■ PROVIDED ENTRIES
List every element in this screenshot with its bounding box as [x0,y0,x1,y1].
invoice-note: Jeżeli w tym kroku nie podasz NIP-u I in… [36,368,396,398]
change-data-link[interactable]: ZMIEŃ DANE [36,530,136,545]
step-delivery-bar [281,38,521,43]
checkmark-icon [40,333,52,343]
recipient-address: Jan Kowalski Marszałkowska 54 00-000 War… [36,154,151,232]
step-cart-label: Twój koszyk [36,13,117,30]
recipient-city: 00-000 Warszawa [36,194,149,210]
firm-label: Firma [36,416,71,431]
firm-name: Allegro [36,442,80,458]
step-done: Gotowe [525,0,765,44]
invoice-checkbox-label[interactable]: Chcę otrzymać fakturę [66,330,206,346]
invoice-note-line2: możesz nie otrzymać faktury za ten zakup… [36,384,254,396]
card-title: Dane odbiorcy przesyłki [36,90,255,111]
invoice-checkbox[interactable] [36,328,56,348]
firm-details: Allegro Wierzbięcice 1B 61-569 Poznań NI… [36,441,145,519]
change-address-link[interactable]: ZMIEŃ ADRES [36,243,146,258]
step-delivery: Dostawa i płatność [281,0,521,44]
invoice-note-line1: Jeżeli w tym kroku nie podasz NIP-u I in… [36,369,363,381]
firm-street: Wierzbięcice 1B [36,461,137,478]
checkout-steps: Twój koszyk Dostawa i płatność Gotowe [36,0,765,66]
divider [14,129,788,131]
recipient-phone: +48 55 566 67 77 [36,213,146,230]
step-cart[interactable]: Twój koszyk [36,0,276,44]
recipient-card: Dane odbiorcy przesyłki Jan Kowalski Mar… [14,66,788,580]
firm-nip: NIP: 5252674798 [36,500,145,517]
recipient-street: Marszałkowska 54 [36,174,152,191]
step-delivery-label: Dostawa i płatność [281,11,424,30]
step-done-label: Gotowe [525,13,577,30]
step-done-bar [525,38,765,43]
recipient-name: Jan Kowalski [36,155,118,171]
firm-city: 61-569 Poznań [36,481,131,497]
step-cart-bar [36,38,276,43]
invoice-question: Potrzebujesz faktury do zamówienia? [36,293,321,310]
---
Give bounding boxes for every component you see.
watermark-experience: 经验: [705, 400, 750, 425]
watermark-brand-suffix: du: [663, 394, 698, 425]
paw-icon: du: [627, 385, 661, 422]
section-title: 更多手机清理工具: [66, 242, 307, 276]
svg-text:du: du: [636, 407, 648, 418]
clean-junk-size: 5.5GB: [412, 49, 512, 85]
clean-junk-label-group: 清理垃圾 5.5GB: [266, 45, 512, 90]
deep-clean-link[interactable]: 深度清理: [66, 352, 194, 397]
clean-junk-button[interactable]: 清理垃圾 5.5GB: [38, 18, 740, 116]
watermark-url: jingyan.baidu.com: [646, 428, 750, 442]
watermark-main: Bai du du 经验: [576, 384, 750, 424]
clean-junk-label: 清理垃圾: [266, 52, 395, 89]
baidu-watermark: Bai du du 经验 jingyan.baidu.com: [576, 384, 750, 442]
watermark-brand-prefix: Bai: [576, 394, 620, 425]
...
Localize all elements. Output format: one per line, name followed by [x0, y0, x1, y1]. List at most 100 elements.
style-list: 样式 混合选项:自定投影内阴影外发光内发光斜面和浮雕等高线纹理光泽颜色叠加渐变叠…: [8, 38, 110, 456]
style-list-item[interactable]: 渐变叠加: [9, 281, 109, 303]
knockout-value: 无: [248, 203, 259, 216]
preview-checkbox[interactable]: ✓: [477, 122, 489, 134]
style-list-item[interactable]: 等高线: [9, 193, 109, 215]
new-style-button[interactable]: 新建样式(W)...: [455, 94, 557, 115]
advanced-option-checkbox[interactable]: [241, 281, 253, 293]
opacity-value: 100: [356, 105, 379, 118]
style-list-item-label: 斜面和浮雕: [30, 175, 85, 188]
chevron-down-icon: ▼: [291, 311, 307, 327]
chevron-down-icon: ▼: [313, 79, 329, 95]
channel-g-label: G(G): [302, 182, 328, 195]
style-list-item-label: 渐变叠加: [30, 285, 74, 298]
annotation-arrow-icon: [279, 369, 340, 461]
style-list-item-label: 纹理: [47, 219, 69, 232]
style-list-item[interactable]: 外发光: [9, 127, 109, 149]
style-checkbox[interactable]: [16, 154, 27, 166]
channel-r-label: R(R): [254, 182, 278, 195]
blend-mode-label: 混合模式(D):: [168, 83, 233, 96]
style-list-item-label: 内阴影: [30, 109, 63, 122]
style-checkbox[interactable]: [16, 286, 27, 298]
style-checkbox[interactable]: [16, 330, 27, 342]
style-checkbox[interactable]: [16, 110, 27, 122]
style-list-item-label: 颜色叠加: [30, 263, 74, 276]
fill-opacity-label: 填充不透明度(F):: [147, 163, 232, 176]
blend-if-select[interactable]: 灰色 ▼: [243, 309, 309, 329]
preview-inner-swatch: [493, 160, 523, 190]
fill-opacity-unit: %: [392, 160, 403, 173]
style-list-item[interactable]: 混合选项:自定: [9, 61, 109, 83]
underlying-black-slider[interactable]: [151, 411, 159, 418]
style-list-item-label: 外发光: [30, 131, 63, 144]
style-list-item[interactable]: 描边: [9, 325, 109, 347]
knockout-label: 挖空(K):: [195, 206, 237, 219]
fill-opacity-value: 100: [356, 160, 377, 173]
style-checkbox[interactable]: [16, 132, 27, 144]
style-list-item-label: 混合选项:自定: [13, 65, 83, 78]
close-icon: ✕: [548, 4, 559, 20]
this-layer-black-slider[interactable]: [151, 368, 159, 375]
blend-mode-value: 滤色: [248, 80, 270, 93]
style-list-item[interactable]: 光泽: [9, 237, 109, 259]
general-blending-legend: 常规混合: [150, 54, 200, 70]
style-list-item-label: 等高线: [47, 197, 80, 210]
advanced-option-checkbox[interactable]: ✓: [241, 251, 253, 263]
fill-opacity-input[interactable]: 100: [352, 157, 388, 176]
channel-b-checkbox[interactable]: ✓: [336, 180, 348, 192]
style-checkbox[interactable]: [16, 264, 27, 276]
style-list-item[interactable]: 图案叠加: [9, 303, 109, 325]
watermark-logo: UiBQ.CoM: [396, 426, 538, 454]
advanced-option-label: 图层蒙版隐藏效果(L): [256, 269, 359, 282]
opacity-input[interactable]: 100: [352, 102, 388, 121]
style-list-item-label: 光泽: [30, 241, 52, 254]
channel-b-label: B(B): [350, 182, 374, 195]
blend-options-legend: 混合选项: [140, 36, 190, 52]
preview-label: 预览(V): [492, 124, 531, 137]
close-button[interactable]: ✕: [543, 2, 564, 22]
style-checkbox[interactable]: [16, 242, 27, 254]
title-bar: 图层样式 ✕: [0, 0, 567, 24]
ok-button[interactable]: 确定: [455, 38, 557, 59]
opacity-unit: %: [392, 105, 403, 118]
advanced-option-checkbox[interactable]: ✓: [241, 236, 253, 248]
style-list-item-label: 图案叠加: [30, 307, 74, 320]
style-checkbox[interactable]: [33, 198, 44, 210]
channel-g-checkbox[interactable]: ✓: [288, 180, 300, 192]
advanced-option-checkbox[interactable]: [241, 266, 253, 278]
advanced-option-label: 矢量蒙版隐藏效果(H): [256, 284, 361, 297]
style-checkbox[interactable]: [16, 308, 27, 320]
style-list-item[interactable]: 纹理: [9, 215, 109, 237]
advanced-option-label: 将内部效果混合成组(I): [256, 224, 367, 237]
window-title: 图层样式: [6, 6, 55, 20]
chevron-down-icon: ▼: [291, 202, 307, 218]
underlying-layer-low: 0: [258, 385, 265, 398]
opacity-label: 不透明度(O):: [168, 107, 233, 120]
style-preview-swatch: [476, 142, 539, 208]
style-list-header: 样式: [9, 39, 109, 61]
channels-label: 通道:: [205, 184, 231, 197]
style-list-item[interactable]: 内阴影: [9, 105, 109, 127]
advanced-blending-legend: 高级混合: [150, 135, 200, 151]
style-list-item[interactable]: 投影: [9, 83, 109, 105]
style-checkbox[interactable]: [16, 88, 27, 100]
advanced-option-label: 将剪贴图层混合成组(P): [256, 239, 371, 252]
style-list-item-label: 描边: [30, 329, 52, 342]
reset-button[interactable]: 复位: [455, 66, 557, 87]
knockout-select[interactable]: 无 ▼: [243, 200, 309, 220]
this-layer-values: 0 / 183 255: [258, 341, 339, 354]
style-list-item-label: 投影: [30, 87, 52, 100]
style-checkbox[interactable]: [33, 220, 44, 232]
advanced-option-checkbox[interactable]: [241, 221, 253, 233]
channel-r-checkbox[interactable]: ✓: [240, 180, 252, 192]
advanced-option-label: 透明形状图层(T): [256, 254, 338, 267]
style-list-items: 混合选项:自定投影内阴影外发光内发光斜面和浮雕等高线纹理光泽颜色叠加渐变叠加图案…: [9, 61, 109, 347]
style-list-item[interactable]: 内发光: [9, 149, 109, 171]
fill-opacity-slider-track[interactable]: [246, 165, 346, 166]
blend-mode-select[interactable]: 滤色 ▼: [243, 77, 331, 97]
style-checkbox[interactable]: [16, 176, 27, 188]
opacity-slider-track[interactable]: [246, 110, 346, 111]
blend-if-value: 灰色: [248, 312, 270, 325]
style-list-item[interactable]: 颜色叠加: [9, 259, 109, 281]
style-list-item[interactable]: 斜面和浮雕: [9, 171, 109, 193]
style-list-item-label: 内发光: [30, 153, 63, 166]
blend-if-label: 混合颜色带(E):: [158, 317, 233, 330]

■ WHAT IS EXPECTED
Convert the lines starting at the one containing "Give bounding boxes" and ending at the one containing "clean-junk-button[interactable]: 清理垃圾 5.5GB: [38, 18, 740, 116]" into a numbered list, skipping any blank lines.

■ RESPONSE TO THE EXERCISE
1. Give bounding boxes for every component you see.
2. watermark-experience: 经验: [705, 400, 750, 425]
3. watermark-brand-suffix: du: [663, 394, 698, 425]
4. paw-icon: du: [627, 385, 661, 422]
5. section-title: 更多手机清理工具: [66, 242, 307, 276]
6. svg-text:du: du: [636, 407, 648, 418]
7. clean-junk-size: 5.5GB: [412, 49, 512, 85]
8. clean-junk-label-group: 清理垃圾 5.5GB: [266, 45, 512, 90]
9. deep-clean-link[interactable]: 深度清理: [66, 352, 194, 397]
10. clean-junk-button[interactable]: 清理垃圾 5.5GB: [38, 18, 740, 116]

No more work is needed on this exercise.